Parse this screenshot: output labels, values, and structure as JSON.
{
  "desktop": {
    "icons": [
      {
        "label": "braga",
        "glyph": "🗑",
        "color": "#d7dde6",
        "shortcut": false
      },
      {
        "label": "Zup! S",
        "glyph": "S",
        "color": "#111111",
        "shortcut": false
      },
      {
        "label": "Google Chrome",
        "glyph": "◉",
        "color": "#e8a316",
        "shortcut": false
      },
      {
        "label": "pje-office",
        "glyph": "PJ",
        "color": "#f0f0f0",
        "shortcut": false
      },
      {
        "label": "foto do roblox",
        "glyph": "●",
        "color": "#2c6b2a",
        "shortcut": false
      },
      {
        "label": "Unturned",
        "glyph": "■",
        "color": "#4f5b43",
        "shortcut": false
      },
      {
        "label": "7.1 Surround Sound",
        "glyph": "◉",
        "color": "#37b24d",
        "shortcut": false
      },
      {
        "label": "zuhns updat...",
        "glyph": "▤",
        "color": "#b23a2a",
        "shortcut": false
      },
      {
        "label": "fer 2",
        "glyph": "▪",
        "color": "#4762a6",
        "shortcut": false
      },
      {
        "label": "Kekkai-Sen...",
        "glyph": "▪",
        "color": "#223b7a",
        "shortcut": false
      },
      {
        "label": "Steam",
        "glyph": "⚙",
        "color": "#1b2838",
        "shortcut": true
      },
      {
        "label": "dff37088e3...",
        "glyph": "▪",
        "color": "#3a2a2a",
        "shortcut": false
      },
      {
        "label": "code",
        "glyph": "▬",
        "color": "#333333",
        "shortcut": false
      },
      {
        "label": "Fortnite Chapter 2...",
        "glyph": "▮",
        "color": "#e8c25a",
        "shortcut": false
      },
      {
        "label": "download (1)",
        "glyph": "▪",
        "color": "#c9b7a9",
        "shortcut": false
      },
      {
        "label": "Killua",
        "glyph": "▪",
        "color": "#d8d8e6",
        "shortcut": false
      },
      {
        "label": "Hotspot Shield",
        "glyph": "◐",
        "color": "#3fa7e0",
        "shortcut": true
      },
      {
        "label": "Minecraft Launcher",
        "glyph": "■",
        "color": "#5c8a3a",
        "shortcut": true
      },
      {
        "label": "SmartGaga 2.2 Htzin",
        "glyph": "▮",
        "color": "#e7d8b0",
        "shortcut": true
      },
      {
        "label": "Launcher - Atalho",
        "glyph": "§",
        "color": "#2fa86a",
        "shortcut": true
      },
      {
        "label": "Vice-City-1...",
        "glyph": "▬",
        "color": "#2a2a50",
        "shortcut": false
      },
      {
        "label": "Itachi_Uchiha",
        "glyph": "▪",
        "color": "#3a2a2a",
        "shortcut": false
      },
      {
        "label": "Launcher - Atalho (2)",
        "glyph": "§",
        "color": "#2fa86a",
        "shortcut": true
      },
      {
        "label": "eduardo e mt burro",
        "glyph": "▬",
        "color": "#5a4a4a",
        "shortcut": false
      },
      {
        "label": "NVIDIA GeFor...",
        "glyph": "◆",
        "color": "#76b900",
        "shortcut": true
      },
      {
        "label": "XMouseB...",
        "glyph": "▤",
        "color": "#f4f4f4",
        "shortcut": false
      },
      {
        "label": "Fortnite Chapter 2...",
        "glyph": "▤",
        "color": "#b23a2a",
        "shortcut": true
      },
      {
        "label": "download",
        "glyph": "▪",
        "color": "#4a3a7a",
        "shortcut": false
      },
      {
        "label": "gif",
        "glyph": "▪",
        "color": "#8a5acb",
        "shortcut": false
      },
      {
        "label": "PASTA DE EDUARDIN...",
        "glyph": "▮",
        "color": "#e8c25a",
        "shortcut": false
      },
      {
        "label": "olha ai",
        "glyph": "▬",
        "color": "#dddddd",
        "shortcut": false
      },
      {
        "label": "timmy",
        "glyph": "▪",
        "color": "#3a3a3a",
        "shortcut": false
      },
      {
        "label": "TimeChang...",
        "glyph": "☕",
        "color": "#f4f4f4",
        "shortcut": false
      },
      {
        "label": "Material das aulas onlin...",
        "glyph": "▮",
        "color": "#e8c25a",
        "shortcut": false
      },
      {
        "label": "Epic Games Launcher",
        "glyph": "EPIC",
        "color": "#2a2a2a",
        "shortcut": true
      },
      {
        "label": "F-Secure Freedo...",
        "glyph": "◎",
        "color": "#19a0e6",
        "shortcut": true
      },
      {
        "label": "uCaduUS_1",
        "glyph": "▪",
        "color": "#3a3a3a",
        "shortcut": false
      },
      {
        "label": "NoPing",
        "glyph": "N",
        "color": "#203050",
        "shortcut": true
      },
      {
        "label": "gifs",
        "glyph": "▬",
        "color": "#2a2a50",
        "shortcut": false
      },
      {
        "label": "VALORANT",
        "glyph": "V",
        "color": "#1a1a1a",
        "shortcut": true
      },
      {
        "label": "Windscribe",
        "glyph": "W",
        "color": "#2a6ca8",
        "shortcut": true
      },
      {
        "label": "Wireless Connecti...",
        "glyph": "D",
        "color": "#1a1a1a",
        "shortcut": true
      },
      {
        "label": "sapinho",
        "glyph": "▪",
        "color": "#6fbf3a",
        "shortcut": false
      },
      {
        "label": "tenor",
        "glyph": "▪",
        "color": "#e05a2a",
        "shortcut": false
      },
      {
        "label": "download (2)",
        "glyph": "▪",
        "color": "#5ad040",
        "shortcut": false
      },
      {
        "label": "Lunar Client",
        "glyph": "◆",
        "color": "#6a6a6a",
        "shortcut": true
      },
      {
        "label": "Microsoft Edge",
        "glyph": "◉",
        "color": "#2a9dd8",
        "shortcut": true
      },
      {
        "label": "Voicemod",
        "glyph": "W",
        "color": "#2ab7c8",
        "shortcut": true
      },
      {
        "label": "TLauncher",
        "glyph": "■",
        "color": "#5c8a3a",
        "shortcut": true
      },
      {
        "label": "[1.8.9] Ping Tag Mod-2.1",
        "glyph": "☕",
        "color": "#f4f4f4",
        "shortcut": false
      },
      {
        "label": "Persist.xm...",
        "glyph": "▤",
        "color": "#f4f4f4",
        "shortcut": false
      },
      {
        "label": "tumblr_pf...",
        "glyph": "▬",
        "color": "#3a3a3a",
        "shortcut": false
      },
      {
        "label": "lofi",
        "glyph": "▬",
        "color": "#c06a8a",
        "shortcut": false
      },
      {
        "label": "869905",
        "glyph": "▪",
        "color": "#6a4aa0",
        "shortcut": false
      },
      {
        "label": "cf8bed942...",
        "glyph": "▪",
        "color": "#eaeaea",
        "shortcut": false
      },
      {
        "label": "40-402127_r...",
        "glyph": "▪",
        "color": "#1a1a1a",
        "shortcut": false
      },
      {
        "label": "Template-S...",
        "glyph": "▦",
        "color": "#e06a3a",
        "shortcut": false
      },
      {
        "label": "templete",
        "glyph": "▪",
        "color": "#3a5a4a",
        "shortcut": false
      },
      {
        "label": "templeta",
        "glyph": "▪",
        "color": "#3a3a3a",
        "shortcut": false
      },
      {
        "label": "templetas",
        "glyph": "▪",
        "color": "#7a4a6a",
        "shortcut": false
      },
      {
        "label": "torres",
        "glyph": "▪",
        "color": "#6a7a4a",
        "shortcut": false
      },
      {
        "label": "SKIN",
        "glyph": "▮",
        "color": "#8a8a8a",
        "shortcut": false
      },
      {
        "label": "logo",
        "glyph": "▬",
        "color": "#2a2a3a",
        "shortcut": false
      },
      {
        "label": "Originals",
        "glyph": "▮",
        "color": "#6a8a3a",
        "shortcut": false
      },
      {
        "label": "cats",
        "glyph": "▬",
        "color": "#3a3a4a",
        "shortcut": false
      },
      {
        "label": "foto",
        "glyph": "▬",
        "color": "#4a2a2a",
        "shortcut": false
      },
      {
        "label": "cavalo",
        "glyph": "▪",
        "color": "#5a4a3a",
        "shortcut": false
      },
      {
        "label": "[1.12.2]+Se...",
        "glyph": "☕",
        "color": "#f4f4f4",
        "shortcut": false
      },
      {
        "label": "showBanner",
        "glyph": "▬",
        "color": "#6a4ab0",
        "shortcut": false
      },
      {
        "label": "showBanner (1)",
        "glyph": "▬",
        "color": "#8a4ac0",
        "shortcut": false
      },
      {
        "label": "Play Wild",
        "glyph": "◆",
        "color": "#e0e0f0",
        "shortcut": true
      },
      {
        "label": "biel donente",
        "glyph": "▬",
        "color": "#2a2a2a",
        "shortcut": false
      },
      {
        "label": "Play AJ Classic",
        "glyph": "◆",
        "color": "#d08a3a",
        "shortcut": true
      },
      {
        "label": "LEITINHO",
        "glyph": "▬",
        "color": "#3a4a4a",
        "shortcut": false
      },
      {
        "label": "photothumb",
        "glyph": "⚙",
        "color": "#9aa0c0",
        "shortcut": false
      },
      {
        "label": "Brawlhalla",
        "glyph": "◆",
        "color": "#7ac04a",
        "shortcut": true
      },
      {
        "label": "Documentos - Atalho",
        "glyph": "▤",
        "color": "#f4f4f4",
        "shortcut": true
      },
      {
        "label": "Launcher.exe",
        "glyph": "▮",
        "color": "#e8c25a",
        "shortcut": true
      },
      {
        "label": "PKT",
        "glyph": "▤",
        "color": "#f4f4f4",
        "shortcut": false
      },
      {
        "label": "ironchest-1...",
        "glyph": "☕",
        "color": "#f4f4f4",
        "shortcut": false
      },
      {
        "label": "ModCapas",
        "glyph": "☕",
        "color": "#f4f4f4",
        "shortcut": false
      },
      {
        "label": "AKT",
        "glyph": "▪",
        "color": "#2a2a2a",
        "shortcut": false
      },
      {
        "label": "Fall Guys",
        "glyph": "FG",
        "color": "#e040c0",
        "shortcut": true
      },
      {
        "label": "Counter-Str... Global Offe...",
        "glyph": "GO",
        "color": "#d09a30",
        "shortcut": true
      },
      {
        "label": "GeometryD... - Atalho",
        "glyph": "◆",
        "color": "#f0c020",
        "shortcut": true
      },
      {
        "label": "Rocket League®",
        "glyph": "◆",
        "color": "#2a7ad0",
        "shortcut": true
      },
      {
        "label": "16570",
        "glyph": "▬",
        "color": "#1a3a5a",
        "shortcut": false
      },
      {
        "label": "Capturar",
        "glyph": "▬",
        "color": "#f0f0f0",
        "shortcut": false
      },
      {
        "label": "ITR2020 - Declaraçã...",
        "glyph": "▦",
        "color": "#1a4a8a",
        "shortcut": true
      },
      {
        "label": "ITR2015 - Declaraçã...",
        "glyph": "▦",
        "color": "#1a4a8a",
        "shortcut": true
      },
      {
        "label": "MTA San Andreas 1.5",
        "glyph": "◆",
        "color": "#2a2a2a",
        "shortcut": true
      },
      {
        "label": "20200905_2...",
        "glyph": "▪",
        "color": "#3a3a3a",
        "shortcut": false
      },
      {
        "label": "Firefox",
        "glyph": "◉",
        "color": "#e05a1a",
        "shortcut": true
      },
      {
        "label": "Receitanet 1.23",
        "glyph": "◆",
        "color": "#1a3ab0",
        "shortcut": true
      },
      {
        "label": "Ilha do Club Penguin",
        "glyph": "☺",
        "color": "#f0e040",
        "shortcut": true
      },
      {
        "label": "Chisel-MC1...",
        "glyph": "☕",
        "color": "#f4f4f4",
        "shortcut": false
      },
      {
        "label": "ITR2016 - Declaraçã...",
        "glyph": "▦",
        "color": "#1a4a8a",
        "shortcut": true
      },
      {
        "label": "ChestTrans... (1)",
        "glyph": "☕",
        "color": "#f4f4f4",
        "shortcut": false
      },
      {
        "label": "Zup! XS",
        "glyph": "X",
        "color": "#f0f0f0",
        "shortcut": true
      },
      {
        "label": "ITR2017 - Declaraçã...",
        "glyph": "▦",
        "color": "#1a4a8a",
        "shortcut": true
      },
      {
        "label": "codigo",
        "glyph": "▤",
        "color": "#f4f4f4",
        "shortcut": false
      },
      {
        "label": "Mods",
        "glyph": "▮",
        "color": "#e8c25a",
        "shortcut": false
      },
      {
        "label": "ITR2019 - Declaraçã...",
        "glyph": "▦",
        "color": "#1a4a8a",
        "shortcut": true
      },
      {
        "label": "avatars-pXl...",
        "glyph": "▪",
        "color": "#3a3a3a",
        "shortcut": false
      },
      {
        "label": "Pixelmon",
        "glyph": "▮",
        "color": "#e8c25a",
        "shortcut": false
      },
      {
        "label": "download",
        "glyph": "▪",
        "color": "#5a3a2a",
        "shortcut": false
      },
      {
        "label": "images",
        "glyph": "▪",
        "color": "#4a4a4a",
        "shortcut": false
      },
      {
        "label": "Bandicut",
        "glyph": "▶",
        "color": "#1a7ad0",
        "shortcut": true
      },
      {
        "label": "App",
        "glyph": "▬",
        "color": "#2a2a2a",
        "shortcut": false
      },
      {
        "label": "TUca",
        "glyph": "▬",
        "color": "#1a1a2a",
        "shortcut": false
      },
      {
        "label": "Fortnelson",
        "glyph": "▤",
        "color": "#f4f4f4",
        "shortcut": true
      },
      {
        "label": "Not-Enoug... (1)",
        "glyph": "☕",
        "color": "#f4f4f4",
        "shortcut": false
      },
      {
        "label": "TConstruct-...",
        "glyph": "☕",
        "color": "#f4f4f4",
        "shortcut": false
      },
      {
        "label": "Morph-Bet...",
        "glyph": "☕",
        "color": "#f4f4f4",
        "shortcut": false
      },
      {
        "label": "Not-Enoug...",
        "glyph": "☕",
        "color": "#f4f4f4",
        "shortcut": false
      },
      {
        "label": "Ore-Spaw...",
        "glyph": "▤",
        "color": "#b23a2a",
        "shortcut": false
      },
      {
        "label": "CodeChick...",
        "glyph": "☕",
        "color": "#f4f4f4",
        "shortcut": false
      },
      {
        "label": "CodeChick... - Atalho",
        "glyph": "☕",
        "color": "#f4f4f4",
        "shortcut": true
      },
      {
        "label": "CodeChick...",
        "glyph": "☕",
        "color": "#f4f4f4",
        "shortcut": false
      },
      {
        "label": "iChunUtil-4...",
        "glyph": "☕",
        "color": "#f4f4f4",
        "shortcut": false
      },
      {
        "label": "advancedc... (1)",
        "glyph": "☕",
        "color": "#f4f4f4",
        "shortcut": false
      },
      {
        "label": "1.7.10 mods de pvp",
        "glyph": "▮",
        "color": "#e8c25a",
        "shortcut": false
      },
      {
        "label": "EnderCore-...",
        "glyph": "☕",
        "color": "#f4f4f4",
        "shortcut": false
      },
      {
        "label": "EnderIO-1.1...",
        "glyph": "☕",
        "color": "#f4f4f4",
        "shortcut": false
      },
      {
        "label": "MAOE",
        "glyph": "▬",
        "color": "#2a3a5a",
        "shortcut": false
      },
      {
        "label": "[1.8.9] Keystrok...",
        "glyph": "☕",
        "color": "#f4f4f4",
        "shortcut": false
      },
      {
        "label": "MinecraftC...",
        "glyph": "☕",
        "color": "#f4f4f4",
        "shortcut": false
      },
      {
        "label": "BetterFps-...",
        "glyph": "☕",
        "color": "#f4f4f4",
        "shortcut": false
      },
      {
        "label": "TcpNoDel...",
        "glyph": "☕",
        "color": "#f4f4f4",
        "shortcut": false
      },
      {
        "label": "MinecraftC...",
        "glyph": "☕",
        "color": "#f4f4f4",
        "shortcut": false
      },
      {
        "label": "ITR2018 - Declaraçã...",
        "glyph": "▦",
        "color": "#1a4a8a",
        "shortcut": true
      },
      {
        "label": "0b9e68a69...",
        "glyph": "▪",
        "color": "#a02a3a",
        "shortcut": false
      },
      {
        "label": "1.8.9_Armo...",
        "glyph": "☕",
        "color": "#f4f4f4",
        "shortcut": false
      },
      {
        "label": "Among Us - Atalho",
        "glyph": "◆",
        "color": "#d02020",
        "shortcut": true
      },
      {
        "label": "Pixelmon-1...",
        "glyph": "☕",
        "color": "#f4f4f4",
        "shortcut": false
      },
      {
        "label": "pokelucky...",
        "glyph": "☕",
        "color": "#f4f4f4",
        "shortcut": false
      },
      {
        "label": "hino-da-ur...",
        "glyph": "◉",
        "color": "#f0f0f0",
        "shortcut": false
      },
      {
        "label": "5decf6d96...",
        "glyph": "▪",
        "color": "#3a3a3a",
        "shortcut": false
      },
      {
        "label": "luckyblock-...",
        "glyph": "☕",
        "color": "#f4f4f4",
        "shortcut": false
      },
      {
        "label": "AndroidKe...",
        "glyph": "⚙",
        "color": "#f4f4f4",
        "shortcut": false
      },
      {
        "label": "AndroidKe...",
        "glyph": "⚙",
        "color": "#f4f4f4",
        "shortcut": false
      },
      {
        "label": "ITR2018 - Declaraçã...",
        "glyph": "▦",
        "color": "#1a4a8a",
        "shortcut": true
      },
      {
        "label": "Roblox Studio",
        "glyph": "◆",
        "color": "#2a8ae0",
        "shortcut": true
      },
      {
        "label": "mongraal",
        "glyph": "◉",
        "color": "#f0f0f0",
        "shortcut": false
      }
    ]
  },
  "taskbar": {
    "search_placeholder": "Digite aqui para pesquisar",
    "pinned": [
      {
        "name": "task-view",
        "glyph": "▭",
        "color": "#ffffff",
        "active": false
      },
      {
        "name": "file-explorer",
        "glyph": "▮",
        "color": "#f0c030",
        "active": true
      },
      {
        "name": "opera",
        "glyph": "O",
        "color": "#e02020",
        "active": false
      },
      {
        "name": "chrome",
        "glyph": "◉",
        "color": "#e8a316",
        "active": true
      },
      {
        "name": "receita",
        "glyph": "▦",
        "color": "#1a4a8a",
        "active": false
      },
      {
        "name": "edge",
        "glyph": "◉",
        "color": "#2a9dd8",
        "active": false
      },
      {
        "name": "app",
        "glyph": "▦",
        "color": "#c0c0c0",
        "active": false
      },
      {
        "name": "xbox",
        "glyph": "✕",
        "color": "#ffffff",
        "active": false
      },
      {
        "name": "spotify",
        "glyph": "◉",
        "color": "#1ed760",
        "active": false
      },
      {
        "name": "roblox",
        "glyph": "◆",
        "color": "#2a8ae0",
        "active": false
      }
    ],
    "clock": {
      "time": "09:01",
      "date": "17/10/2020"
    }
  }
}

•••••

Task instructions = Go through the data and count each line that has the word "Declaraçã", then give the total alone.

Output of the exercise = 7